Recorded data
%%

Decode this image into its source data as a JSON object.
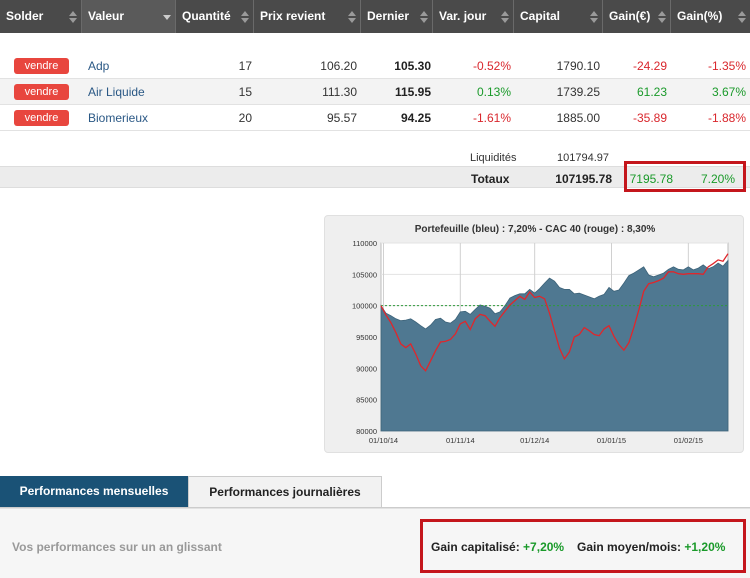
{
  "header": {
    "solder": "Solder",
    "valeur": "Valeur",
    "quantite": "Quantité",
    "prix_revient": "Prix revient",
    "dernier": "Dernier",
    "var_jour": "Var. jour",
    "capital": "Capital",
    "gain_eur": "Gain(€)",
    "gain_pct": "Gain(%)"
  },
  "rows": [
    {
      "action": "vendre",
      "valeur": "Adp",
      "quantite": "17",
      "prix_revient": "106.20",
      "dernier": "105.30",
      "var_jour": "-0.52%",
      "capital": "1790.10",
      "gain_eur": "-24.29",
      "gain_pct": "-1.35%"
    },
    {
      "action": "vendre",
      "valeur": "Air Liquide",
      "quantite": "15",
      "prix_revient": "111.30",
      "dernier": "115.95",
      "var_jour": "0.13%",
      "capital": "1739.25",
      "gain_eur": "61.23",
      "gain_pct": "3.67%"
    },
    {
      "action": "vendre",
      "valeur": "Biomerieux",
      "quantite": "20",
      "prix_revient": "95.57",
      "dernier": "94.25",
      "var_jour": "-1.61%",
      "capital": "1885.00",
      "gain_eur": "-35.89",
      "gain_pct": "-1.88%"
    }
  ],
  "summary": {
    "liquidites_label": "Liquidités",
    "liquidites_value": "101794.97",
    "totaux_label": "Totaux",
    "totaux_value": "107195.78",
    "gain_eur": "7195.78",
    "gain_pct": "7.20%"
  },
  "colors": {
    "negative": "#d9272d",
    "positive": "#1a9a2a",
    "highlight_box": "#c4161c",
    "tab_active": "#1a5276",
    "portfolio_area": "#4f7891",
    "cac_line": "#e0262b",
    "baseline": "#2e9a3a"
  },
  "chart_data": {
    "type": "area",
    "title": "Portefeuille (bleu) : 7,20% - CAC 40 (rouge) : 8,30%",
    "x_tick_labels": [
      "01/10/14",
      "01/11/14",
      "01/12/14",
      "01/01/15",
      "01/02/15"
    ],
    "y_tick_labels": [
      "80000",
      "85000",
      "90000",
      "95000",
      "100000",
      "105000",
      "110000"
    ],
    "ylim": [
      80000,
      110000
    ],
    "grid": true,
    "baseline": 100000,
    "x_days": [
      0,
      2,
      4,
      6,
      8,
      10,
      12,
      14,
      16,
      18,
      20,
      22,
      24,
      26,
      28,
      30,
      32,
      34,
      36,
      38,
      40,
      42,
      44,
      46,
      48,
      50,
      52,
      54,
      56,
      58,
      60,
      62,
      64,
      66,
      68,
      70,
      72,
      74,
      76,
      78,
      80,
      82,
      84,
      86,
      88,
      90,
      92,
      94,
      96,
      98,
      100,
      102,
      104,
      106,
      108,
      110,
      112,
      114,
      116,
      118,
      120,
      122,
      124,
      126,
      128,
      130,
      132,
      134,
      136,
      138,
      140
    ],
    "series": [
      {
        "name": "Portefeuille",
        "color": "#4f7891",
        "values": [
          100000,
          98800,
          98400,
          97900,
          97600,
          97700,
          97900,
          97400,
          96800,
          96300,
          96900,
          97800,
          98000,
          97400,
          97200,
          97800,
          99000,
          99100,
          98600,
          99400,
          100100,
          99900,
          99600,
          98700,
          99000,
          100000,
          101200,
          101600,
          101900,
          101900,
          102600,
          102000,
          102700,
          103600,
          104400,
          103900,
          102900,
          102600,
          102600,
          101900,
          102000,
          101700,
          101400,
          101100,
          101500,
          101800,
          102900,
          102300,
          102500,
          103600,
          104800,
          105200,
          105700,
          106200,
          104900,
          104600,
          104900,
          105200,
          105800,
          106200,
          105800,
          105700,
          106200,
          105700,
          106000,
          106500,
          105900,
          106200,
          106800,
          106300,
          107200
        ]
      },
      {
        "name": "CAC 40",
        "color": "#e0262b",
        "values": [
          100000,
          98500,
          97300,
          95700,
          93900,
          93300,
          93900,
          92300,
          90400,
          89600,
          91200,
          92800,
          94200,
          94300,
          94600,
          95500,
          97100,
          97500,
          96200,
          97900,
          98600,
          98400,
          97500,
          96700,
          98100,
          99100,
          100100,
          100800,
          101500,
          101000,
          102200,
          101300,
          101500,
          101100,
          98800,
          96000,
          93200,
          91500,
          92600,
          95000,
          95400,
          96500,
          96000,
          95400,
          95200,
          96300,
          96800,
          95100,
          93800,
          92900,
          94100,
          96500,
          99300,
          102300,
          103500,
          103700,
          104000,
          104400,
          105400,
          105400,
          105100,
          105000,
          105100,
          105100,
          105100,
          105000,
          106200,
          106700,
          107300,
          107100,
          108300
        ]
      }
    ]
  },
  "tabs": {
    "active": "Performances mensuelles",
    "inactive": "Performances journalières"
  },
  "performance": {
    "subtitle": "Vos performances sur un an glissant",
    "gain_cap_label": "Gain capitalisé:",
    "gain_cap_value": "+7,20%",
    "gain_moy_label": "Gain moyen/mois:",
    "gain_moy_value": "+1,20%"
  }
}
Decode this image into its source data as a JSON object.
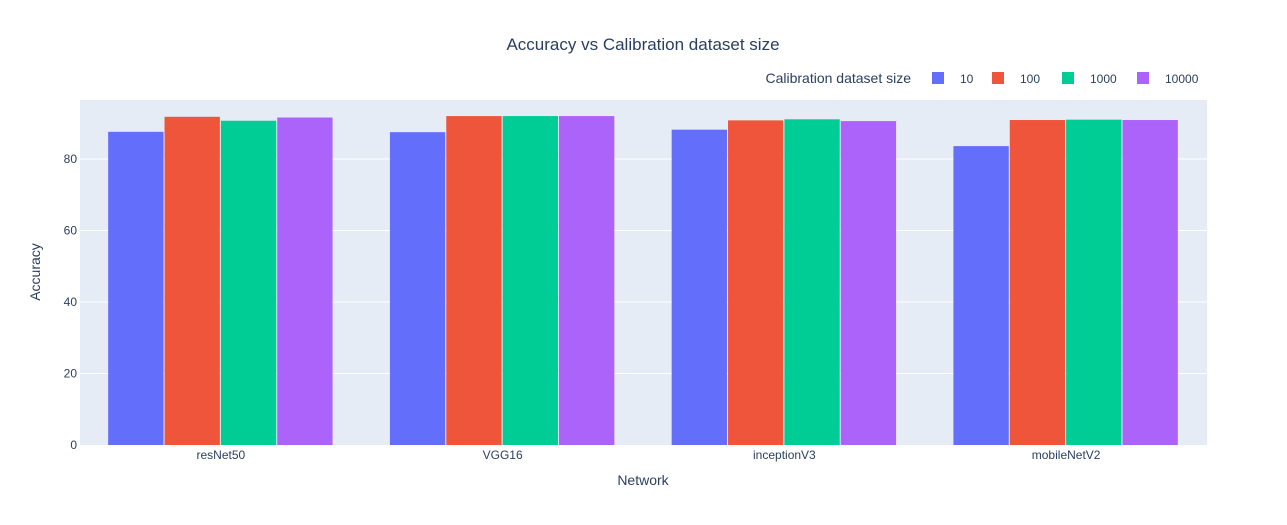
{
  "chart_data": {
    "type": "bar",
    "title": "Accuracy vs Calibration dataset size",
    "xlabel": "Network",
    "ylabel": "Accuracy",
    "categories": [
      "resNet50",
      "VGG16",
      "inceptionV3",
      "mobileNetV2"
    ],
    "ylim": [
      0,
      96.5
    ],
    "yticks": [
      0,
      20,
      40,
      60,
      80
    ],
    "grid": true,
    "legend": {
      "title": "Calibration dataset size",
      "placement": "top-right",
      "orientation": "horizontal"
    },
    "series": [
      {
        "name": "10",
        "color": "#636efa",
        "values": [
          87.6,
          87.5,
          88.2,
          83.6
        ]
      },
      {
        "name": "100",
        "color": "#ef553b",
        "values": [
          91.8,
          92.0,
          90.8,
          90.9
        ]
      },
      {
        "name": "1000",
        "color": "#00cc96",
        "values": [
          90.7,
          92.0,
          91.1,
          91.0
        ]
      },
      {
        "name": "10000",
        "color": "#ab63fa",
        "values": [
          91.6,
          92.0,
          90.6,
          90.9
        ]
      }
    ]
  }
}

%%

> **YOUR GOAL**
Quote every record above exactly, omitting any pictures they contain.

> **THE SOLUTION**
Decode this image into its source data as a JSON object.
{
  "header": {
    "solder": "Solder",
    "valeur": "Valeur",
    "quantite": "Quantité",
    "prix_revient": "Prix revient",
    "dernier": "Dernier",
    "var_jour": "Var. jour",
    "capital": "Capital",
    "gain_eur": "Gain(€)",
    "gain_pct": "Gain(%)"
  },
  "rows": [
    {
      "action": "vendre",
      "valeur": "Adp",
      "quantite": "17",
      "prix_revient": "106.20",
      "dernier": "105.30",
      "var_jour": "-0.52%",
      "capital": "1790.10",
      "gain_eur": "-24.29",
      "gain_pct": "-1.35%"
    },
    {
      "action": "vendre",
      "valeur": "Air Liquide",
      "quantite": "15",
      "prix_revient": "111.30",
      "dernier": "115.95",
      "var_jour": "0.13%",
      "capital": "1739.25",
      "gain_eur": "61.23",
      "gain_pct": "3.67%"
    },
    {
      "action": "vendre",
      "valeur": "Biomerieux",
      "quantite": "20",
      "prix_revient": "95.57",
      "dernier": "94.25",
      "var_jour": "-1.61%",
      "capital": "1885.00",
      "gain_eur": "-35.89",
      "gain_pct": "-1.88%"
    }
  ],
  "summary": {
    "liquidites_label": "Liquidités",
    "liquidites_value": "101794.97",
    "totaux_label": "Totaux",
    "totaux_value": "107195.78",
    "gain_eur": "7195.78",
    "gain_pct": "7.20%"
  },
  "colors": {
    "negative": "#d9272d",
    "positive": "#1a9a2a",
    "highlight_box": "#c4161c",
    "tab_active": "#1a5276",
    "portfolio_area": "#4f7891",
    "cac_line": "#e0262b",
    "baseline": "#2e9a3a"
  },
  "chart_data": {
    "type": "area",
    "title": "Portefeuille (bleu) : 7,20% - CAC 40 (rouge) : 8,30%",
    "x_tick_labels": [
      "01/10/14",
      "01/11/14",
      "01/12/14",
      "01/01/15",
      "01/02/15"
    ],
    "y_tick_labels": [
      "80000",
      "85000",
      "90000",
      "95000",
      "100000",
      "105000",
      "110000"
    ],
    "ylim": [
      80000,
      110000
    ],
    "grid": true,
    "baseline": 100000,
    "x_days": [
      0,
      2,
      4,
      6,
      8,
      10,
      12,
      14,
      16,
      18,
      20,
      22,
      24,
      26,
      28,
      30,
      32,
      34,
      36,
      38,
      40,
      42,
      44,
      46,
      48,
      50,
      52,
      54,
      56,
      58,
      60,
      62,
      64,
      66,
      68,
      70,
      72,
      74,
      76,
      78,
      80,
      82,
      84,
      86,
      88,
      90,
      92,
      94,
      96,
      98,
      100,
      102,
      104,
      106,
      108,
      110,
      112,
      114,
      116,
      118,
      120,
      122,
      124,
      126,
      128,
      130,
      132,
      134,
      136,
      138,
      140
    ],
    "series": [
      {
        "name": "Portefeuille",
        "color": "#4f7891",
        "values": [
          100000,
          98800,
          98400,
          97900,
          97600,
          97700,
          97900,
          97400,
          96800,
          96300,
          96900,
          97800,
          98000,
          97400,
          97200,
          97800,
          99000,
          99100,
          98600,
          99400,
          100100,
          99900,
          99600,
          98700,
          99000,
          100000,
          101200,
          101600,
          101900,
          101900,
          102600,
          102000,
          102700,
          103600,
          104400,
          103900,
          102900,
          102600,
          102600,
          101900,
          102000,
          101700,
          101400,
          101100,
          101500,
          101800,
          102900,
          102300,
          102500,
          103600,
          104800,
          105200,
          105700,
          106200,
          104900,
          104600,
          104900,
          105200,
          105800,
          106200,
          105800,
          105700,
          106200,
          105700,
          106000,
          106500,
          105900,
          106200,
          106800,
          106300,
          107200
        ]
      },
      {
        "name": "CAC 40",
        "color": "#e0262b",
        "values": [
          100000,
          98500,
          97300,
          95700,
          93900,
          93300,
          93900,
          92300,
          90400,
          89600,
          91200,
          92800,
          94200,
          94300,
          94600,
          95500,
          97100,
          97500,
          96200,
          97900,
          98600,
          98400,
          97500,
          96700,
          98100,
          99100,
          100100,
          100800,
          101500,
          101000,
          102200,
          101300,
          101500,
          101100,
          98800,
          96000,
          93200,
          91500,
          92600,
          95000,
          95400,
          96500,
          96000,
          95400,
          95200,
          96300,
          96800,
          95100,
          93800,
          92900,
          94100,
          96500,
          99300,
          102300,
          103500,
          103700,
          104000,
          104400,
          105400,
          105400,
          105100,
          105000,
          105100,
          105100,
          105100,
          105000,
          106200,
          106700,
          107300,
          107100,
          108300
        ]
      }
    ]
  },
  "tabs": {
    "active": "Performances mensuelles",
    "inactive": "Performances journalières"
  },
  "performance": {
    "subtitle": "Vos performances sur un an glissant",
    "gain_cap_label": "Gain capitalisé:",
    "gain_cap_value": "+7,20%",
    "gain_moy_label": "Gain moyen/mois:",
    "gain_moy_value": "+1,20%"
  }
}
Decode this image into its source data as a JSON object.
{
  "chart_data": {
    "type": "bar",
    "title": "Accuracy vs Calibration dataset size",
    "xlabel": "Network",
    "ylabel": "Accuracy",
    "categories": [
      "resNet50",
      "VGG16",
      "inceptionV3",
      "mobileNetV2"
    ],
    "ylim": [
      0,
      96.5
    ],
    "yticks": [
      0,
      20,
      40,
      60,
      80
    ],
    "grid": true,
    "legend": {
      "title": "Calibration dataset size",
      "placement": "top-right",
      "orientation": "horizontal"
    },
    "series": [
      {
        "name": "10",
        "color": "#636efa",
        "values": [
          87.6,
          87.5,
          88.2,
          83.6
        ]
      },
      {
        "name": "100",
        "color": "#ef553b",
        "values": [
          91.8,
          92.0,
          90.8,
          90.9
        ]
      },
      {
        "name": "1000",
        "color": "#00cc96",
        "values": [
          90.7,
          92.0,
          91.1,
          91.0
        ]
      },
      {
        "name": "10000",
        "color": "#ab63fa",
        "values": [
          91.6,
          92.0,
          90.6,
          90.9
        ]
      }
    ]
  }
}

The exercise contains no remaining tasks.